Exercise directions: Substitute "y-axis-label" for "y-tick-label" throughout the listing, from its start down to the line containing "bar <box>184 182 214 572</box>" inclusive, leaving all else unchanged.

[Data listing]
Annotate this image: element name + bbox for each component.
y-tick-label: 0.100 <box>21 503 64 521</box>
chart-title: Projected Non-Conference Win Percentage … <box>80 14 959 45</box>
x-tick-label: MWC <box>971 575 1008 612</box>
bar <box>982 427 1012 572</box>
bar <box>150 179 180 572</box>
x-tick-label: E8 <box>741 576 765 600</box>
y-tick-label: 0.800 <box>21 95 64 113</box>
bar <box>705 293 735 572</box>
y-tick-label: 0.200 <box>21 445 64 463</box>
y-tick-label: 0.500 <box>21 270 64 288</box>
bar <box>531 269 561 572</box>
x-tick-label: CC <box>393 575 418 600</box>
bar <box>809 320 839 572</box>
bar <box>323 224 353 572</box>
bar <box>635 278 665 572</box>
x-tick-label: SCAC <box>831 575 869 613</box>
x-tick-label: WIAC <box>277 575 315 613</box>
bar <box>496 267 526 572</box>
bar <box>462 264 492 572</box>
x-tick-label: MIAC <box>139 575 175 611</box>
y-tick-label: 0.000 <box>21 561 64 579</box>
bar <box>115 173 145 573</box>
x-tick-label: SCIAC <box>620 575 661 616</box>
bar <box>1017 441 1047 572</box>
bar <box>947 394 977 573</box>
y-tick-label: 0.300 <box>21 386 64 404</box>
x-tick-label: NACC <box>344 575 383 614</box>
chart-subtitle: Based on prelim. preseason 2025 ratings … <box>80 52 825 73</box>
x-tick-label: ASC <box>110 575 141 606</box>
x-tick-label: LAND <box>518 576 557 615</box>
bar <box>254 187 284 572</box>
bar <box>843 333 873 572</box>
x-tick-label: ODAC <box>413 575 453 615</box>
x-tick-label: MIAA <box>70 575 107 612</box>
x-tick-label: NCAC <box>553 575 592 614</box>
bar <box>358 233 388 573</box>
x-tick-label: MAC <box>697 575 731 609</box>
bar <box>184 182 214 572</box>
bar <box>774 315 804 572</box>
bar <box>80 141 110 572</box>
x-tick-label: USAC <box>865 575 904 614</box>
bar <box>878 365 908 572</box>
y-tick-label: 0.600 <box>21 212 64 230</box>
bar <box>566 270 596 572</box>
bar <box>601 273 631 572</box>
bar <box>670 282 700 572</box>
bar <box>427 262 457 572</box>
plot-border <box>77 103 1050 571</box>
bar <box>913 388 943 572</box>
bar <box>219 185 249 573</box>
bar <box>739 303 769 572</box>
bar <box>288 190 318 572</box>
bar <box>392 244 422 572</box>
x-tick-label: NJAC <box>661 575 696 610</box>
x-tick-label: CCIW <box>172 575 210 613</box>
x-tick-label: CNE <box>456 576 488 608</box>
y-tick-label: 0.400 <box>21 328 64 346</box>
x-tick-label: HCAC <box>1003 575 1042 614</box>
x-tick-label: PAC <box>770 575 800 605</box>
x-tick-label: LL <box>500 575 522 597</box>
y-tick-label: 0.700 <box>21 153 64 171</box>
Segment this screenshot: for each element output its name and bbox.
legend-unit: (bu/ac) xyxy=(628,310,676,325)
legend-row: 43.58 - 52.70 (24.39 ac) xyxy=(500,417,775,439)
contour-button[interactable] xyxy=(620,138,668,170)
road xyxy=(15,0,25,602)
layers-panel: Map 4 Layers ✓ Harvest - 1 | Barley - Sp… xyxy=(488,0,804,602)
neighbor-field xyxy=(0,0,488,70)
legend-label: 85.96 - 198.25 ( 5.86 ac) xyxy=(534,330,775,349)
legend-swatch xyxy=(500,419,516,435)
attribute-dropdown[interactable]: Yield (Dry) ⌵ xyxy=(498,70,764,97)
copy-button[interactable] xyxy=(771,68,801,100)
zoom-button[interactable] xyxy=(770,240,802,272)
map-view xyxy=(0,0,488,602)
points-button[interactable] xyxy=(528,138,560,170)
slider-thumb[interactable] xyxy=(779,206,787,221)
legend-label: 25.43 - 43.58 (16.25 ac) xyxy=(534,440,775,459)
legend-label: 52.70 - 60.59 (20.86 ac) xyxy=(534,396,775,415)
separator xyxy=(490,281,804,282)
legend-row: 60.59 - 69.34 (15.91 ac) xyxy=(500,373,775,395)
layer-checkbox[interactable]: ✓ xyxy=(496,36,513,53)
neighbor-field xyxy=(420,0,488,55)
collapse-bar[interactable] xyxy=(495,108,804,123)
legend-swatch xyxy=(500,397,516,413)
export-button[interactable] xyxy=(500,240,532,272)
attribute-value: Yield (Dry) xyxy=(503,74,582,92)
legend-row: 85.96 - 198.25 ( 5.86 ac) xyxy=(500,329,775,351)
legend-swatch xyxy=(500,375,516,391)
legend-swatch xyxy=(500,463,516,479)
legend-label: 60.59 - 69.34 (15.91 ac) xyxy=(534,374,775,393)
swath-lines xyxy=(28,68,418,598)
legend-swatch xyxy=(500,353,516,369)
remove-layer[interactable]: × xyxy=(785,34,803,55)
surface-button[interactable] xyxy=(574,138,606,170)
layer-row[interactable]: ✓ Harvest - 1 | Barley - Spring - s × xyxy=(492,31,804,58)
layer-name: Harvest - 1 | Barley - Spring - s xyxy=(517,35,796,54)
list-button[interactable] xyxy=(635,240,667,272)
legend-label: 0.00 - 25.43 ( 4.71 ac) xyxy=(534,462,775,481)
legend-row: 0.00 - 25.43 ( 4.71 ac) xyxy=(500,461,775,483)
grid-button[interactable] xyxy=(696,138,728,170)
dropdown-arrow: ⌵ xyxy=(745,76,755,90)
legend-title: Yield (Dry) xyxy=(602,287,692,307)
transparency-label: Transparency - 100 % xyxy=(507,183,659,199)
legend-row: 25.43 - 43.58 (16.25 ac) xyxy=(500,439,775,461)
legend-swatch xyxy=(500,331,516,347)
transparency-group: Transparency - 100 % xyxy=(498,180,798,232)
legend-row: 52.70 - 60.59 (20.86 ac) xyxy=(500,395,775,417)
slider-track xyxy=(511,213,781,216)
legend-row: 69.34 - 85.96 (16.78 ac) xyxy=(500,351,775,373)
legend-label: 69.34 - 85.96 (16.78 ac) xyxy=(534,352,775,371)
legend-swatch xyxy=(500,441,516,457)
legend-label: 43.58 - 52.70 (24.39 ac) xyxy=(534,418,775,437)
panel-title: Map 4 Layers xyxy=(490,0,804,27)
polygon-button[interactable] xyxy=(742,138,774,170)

Solution for this problem:
Annotate this image: element name + bbox for each component.
y-axis-label: 0.100 <box>21 503 64 521</box>
chart-title: Projected Non-Conference Win Percentage … <box>80 14 959 45</box>
x-tick-label: MWC <box>971 575 1008 612</box>
bar <box>982 427 1012 572</box>
bar <box>150 179 180 572</box>
x-tick-label: E8 <box>741 576 765 600</box>
y-axis-label: 0.800 <box>21 95 64 113</box>
bar <box>705 293 735 572</box>
y-axis-label: 0.200 <box>21 445 64 463</box>
y-axis-label: 0.500 <box>21 270 64 288</box>
bar <box>531 269 561 572</box>
x-tick-label: CC <box>393 575 418 600</box>
bar <box>809 320 839 572</box>
bar <box>323 224 353 572</box>
bar <box>635 278 665 572</box>
x-tick-label: SCAC <box>831 575 869 613</box>
x-tick-label: WIAC <box>277 575 315 613</box>
bar <box>496 267 526 572</box>
bar <box>462 264 492 572</box>
x-tick-label: MIAC <box>139 575 175 611</box>
y-axis-label: 0.000 <box>21 561 64 579</box>
bar <box>115 173 145 573</box>
x-tick-label: SCIAC <box>620 575 661 616</box>
bar <box>1017 441 1047 572</box>
bar <box>947 394 977 573</box>
y-axis-label: 0.300 <box>21 386 64 404</box>
x-tick-label: NACC <box>344 575 383 614</box>
chart-subtitle: Based on prelim. preseason 2025 ratings … <box>80 52 825 73</box>
x-tick-label: ASC <box>110 575 141 606</box>
x-tick-label: LAND <box>518 576 557 615</box>
bar <box>254 187 284 572</box>
bar <box>843 333 873 572</box>
x-tick-label: ODAC <box>413 575 453 615</box>
x-tick-label: MIAA <box>70 575 107 612</box>
x-tick-label: NCAC <box>553 575 592 614</box>
bar <box>358 233 388 573</box>
x-tick-label: MAC <box>697 575 731 609</box>
bar <box>184 182 214 572</box>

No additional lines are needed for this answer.